DESCRIPTION OF THE TASK: Read the records below and copy each line that contains "text".
-- TASK INPUT start --
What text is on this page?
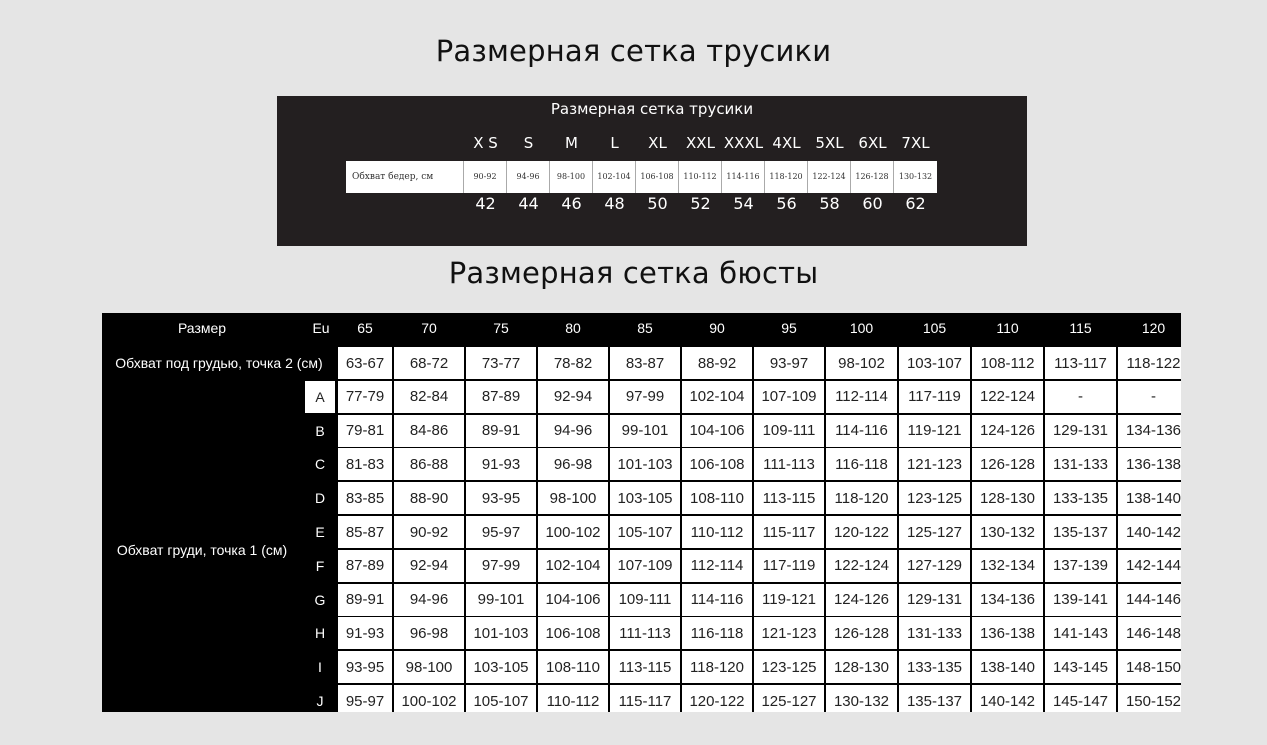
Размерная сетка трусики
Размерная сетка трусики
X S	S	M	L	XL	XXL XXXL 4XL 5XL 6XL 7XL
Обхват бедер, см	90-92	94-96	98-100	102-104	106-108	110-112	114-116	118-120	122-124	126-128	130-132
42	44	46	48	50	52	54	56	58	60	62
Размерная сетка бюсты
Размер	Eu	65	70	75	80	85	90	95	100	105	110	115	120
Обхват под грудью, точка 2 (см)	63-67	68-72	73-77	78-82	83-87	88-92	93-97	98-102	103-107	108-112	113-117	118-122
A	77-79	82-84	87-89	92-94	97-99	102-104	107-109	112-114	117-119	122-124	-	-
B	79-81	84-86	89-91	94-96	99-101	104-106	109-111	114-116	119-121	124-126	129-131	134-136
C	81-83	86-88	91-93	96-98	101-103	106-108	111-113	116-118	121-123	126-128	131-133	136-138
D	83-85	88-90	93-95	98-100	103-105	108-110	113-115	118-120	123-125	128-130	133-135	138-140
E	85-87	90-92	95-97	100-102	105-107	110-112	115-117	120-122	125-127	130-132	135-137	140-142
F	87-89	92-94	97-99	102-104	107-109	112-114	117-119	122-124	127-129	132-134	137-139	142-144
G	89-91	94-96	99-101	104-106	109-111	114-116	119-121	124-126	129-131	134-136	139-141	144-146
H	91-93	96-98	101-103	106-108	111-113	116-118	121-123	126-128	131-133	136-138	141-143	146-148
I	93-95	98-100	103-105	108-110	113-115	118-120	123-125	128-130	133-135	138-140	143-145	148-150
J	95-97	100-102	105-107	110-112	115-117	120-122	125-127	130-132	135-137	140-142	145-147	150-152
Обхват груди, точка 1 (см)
-- TASK INPUT end --
-- TASK INPUT start --
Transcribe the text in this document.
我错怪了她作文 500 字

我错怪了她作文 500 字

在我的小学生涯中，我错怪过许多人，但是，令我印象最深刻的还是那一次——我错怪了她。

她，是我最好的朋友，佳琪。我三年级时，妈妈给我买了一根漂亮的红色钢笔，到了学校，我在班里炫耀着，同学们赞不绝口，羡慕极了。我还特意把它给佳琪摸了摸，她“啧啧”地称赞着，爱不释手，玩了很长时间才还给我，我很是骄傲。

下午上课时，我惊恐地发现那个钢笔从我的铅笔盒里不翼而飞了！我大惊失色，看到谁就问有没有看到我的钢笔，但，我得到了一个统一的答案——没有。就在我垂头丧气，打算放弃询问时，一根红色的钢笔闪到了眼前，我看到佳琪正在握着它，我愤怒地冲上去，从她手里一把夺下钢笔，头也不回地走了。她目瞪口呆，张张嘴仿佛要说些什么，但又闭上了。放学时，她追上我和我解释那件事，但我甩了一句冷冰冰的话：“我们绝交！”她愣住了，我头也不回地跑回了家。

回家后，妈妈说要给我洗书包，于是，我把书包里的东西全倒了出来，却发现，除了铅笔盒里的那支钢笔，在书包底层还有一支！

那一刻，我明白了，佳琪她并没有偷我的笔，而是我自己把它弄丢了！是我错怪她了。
-- TASK INPUT end --
ANSWER IN FULL:
What text is on this page?
Transcribe the text in this document.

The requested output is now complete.